*Exercise*. Copy the material that follows word for word and omit its pictures.

Stored dataset items
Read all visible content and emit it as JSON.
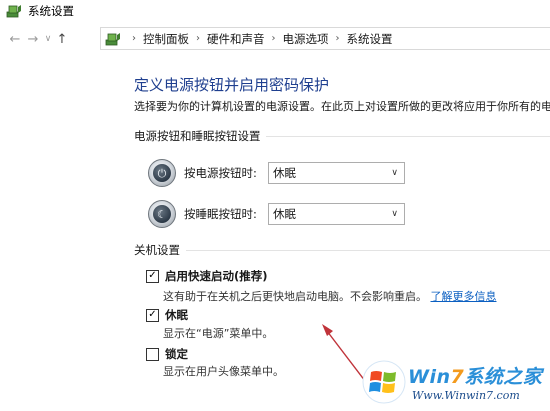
{
  "window": {
    "title": "系统设置",
    "app_icon": "power-options-icon"
  },
  "navigation": {
    "back_icon": "arrow-left-icon",
    "forward_icon": "arrow-right-icon",
    "recent_icon": "chevron-down-icon",
    "up_icon": "arrow-up-icon",
    "breadcrumb": [
      "控制面板",
      "硬件和声音",
      "电源选项",
      "系统设置"
    ]
  },
  "page": {
    "heading": "定义电源按钮并启用密码保护",
    "description": "选择要为你的计算机设置的电源设置。在此页上对设置所做的更改将应用于你所有的电"
  },
  "power_buttons": {
    "section_title": "电源按钮和睡眠按钮设置",
    "rows": [
      {
        "icon": "power-button-icon",
        "label": "按电源按钮时:",
        "value": "休眠"
      },
      {
        "icon": "sleep-button-icon",
        "label": "按睡眠按钮时:",
        "value": "休眠"
      }
    ]
  },
  "shutdown": {
    "section_title": "关机设置",
    "items": [
      {
        "label": "启用快速启动(推荐)",
        "checked": true,
        "desc": "这有助于在关机之后更快地启动电脑。不会影响重启。",
        "link": "了解更多信息"
      },
      {
        "label": "休眠",
        "checked": true,
        "desc": "显示在“电源”菜单中。"
      },
      {
        "label": "锁定",
        "checked": false,
        "desc": "显示在用户头像菜单中。"
      }
    ]
  },
  "watermark": {
    "brand_prefix": "Win",
    "brand_seven": "7",
    "brand_suffix": "系统之家",
    "url": "Www.Winwin7.com"
  },
  "colors": {
    "heading": "#1f3f8f",
    "link": "#0b5fc1",
    "annotation_arrow": "#c0333a"
  }
}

*Completed task*.
Read all visible content and emit it as JSON.
{
  "window": {
    "title": "系统设置",
    "app_icon": "power-options-icon"
  },
  "navigation": {
    "back_icon": "arrow-left-icon",
    "forward_icon": "arrow-right-icon",
    "recent_icon": "chevron-down-icon",
    "up_icon": "arrow-up-icon",
    "breadcrumb": [
      "控制面板",
      "硬件和声音",
      "电源选项",
      "系统设置"
    ]
  },
  "page": {
    "heading": "定义电源按钮并启用密码保护",
    "description": "选择要为你的计算机设置的电源设置。在此页上对设置所做的更改将应用于你所有的电"
  },
  "power_buttons": {
    "section_title": "电源按钮和睡眠按钮设置",
    "rows": [
      {
        "icon": "power-button-icon",
        "label": "按电源按钮时:",
        "value": "休眠"
      },
      {
        "icon": "sleep-button-icon",
        "label": "按睡眠按钮时:",
        "value": "休眠"
      }
    ]
  },
  "shutdown": {
    "section_title": "关机设置",
    "items": [
      {
        "label": "启用快速启动(推荐)",
        "checked": true,
        "desc": "这有助于在关机之后更快地启动电脑。不会影响重启。",
        "link": "了解更多信息"
      },
      {
        "label": "休眠",
        "checked": true,
        "desc": "显示在“电源”菜单中。"
      },
      {
        "label": "锁定",
        "checked": false,
        "desc": "显示在用户头像菜单中。"
      }
    ]
  },
  "watermark": {
    "brand_prefix": "Win",
    "brand_seven": "7",
    "brand_suffix": "系统之家",
    "url": "Www.Winwin7.com"
  },
  "colors": {
    "heading": "#1f3f8f",
    "link": "#0b5fc1",
    "annotation_arrow": "#c0333a"
  }
}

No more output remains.